▸ **Problem to work on**:
Say how many lines include the word "this", using only a number.

▸ **Source data**:
◆ ◆ ◆ ◆ ◆ ◆ ◆
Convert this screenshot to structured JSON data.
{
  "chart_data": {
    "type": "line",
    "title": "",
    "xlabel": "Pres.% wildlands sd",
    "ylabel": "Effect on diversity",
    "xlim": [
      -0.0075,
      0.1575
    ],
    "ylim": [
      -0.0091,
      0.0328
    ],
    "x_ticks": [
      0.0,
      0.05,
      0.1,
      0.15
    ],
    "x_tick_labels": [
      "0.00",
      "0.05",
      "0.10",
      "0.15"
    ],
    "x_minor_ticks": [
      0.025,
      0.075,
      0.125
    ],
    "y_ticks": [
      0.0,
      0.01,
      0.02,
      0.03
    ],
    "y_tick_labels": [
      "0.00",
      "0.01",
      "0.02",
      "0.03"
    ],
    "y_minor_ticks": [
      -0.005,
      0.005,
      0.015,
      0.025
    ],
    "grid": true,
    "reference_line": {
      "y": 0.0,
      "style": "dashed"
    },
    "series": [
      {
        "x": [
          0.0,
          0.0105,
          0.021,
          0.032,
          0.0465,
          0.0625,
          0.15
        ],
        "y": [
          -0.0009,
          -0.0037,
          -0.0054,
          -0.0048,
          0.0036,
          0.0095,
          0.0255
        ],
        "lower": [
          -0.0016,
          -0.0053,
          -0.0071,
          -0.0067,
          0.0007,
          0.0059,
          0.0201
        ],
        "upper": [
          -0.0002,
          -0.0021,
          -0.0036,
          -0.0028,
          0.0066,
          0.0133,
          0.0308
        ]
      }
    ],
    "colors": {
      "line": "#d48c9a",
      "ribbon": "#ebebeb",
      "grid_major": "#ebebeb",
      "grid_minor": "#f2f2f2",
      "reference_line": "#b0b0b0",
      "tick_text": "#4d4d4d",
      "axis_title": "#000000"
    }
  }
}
◆ ◆ ◆ ◆ ◆ ◆ ◆
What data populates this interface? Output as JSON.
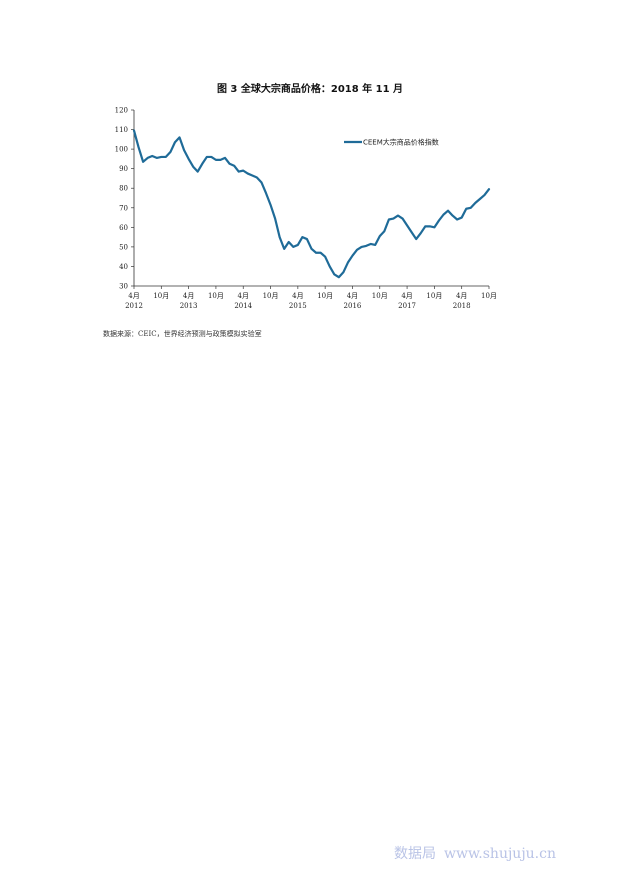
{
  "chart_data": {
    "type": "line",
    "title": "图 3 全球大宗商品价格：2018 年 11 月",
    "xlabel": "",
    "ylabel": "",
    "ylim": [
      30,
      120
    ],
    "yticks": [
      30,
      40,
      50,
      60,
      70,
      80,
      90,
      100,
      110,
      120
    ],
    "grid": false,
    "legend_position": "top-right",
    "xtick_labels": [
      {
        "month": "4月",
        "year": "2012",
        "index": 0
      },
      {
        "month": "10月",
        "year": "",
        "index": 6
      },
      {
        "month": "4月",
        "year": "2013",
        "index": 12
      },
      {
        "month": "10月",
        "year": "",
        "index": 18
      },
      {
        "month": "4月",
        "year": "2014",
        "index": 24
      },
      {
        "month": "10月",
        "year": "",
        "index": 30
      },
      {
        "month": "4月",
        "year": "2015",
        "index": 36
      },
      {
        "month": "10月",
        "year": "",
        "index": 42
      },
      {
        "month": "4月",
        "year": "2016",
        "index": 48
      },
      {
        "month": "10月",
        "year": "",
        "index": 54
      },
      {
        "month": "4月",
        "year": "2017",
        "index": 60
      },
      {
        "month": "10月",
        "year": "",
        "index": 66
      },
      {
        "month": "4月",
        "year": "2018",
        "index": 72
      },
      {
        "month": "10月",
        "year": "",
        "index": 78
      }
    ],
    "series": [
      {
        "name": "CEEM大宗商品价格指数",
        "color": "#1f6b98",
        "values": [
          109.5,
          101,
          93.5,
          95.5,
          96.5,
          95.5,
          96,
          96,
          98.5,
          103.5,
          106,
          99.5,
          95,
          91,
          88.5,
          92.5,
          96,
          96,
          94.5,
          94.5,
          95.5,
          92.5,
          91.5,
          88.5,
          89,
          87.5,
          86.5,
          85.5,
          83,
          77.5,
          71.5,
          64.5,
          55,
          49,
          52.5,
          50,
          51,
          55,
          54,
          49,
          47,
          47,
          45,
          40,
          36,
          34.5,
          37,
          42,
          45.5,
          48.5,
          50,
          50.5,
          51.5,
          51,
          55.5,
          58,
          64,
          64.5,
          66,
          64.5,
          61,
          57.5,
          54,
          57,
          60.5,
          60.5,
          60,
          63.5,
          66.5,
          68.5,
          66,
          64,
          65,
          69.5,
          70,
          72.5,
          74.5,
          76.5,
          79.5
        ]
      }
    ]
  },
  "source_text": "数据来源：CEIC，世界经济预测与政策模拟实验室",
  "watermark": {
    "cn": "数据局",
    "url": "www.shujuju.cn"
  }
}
◆ ◆ ◆ ◆ ◆ ◆ ◆
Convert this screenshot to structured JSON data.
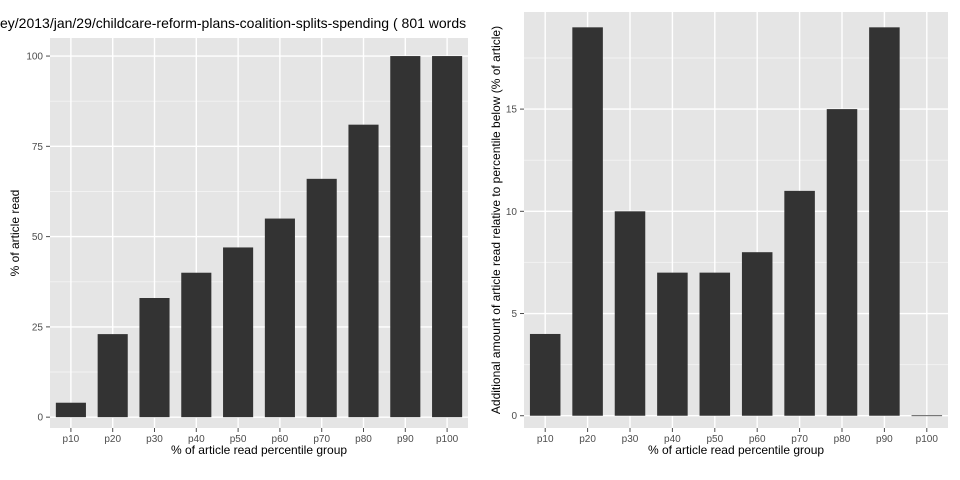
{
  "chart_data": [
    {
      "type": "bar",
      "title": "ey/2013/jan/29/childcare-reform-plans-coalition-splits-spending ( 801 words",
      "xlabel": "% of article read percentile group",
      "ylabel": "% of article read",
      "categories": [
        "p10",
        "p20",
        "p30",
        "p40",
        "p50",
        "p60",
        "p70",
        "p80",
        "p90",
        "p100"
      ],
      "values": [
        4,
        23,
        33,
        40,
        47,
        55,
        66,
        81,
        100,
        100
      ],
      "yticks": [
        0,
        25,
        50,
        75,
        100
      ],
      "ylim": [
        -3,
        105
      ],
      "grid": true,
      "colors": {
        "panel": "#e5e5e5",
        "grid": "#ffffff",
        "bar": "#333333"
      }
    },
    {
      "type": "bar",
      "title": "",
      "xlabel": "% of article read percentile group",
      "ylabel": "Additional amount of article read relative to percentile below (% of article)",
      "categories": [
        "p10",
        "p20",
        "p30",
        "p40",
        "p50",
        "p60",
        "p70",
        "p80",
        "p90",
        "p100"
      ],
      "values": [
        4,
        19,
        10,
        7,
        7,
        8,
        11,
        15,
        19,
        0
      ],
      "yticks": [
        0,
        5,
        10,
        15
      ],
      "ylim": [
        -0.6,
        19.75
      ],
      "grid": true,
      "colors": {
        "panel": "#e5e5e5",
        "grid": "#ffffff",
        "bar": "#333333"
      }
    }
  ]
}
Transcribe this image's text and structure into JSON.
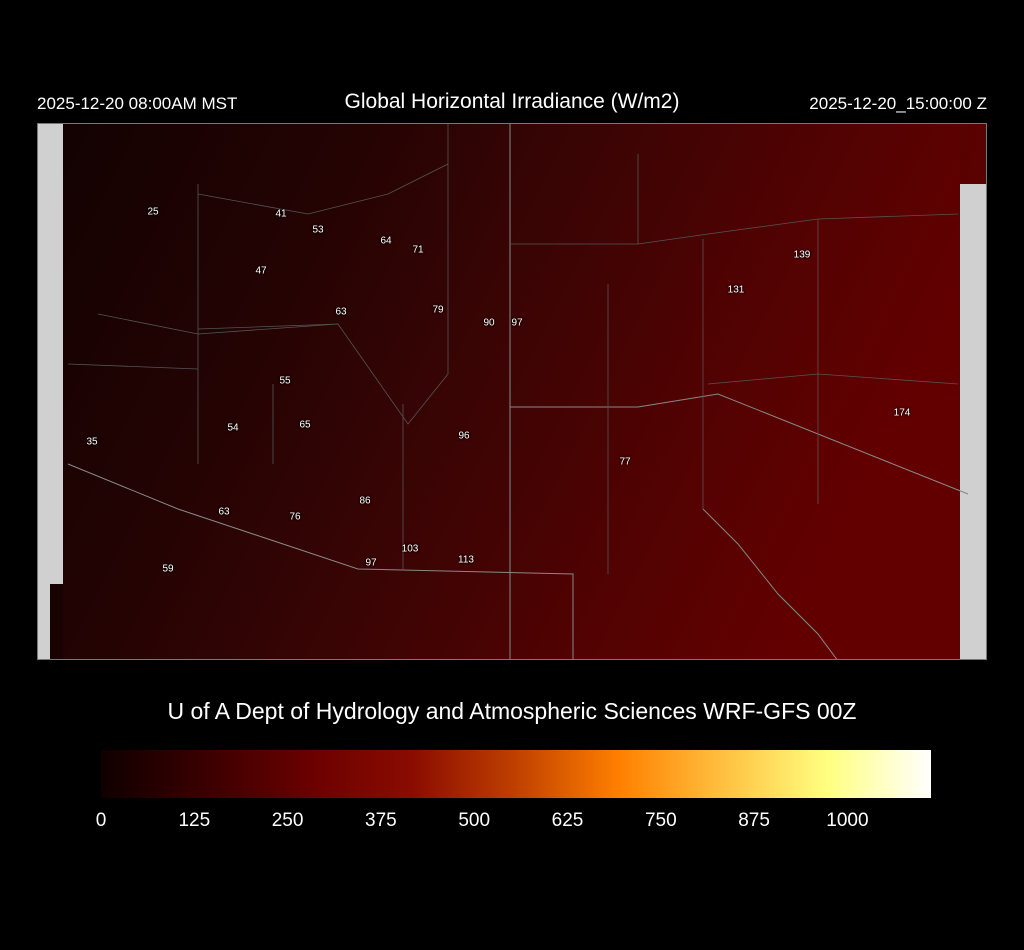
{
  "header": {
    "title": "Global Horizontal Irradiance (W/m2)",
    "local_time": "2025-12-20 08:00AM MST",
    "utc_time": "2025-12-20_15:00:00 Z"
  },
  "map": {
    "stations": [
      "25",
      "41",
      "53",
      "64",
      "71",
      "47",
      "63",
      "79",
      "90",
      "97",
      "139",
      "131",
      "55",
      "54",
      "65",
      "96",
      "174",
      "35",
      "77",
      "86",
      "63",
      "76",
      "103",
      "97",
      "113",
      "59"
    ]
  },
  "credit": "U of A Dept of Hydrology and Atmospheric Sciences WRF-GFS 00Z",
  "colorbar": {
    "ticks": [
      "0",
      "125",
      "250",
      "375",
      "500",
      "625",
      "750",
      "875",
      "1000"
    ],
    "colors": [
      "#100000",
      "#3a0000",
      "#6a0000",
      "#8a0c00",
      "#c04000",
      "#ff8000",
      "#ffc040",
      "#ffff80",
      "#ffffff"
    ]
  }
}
◆ ◆ ◆ ◆ ◆ ◆ ◆
▸ **Correct output**:
4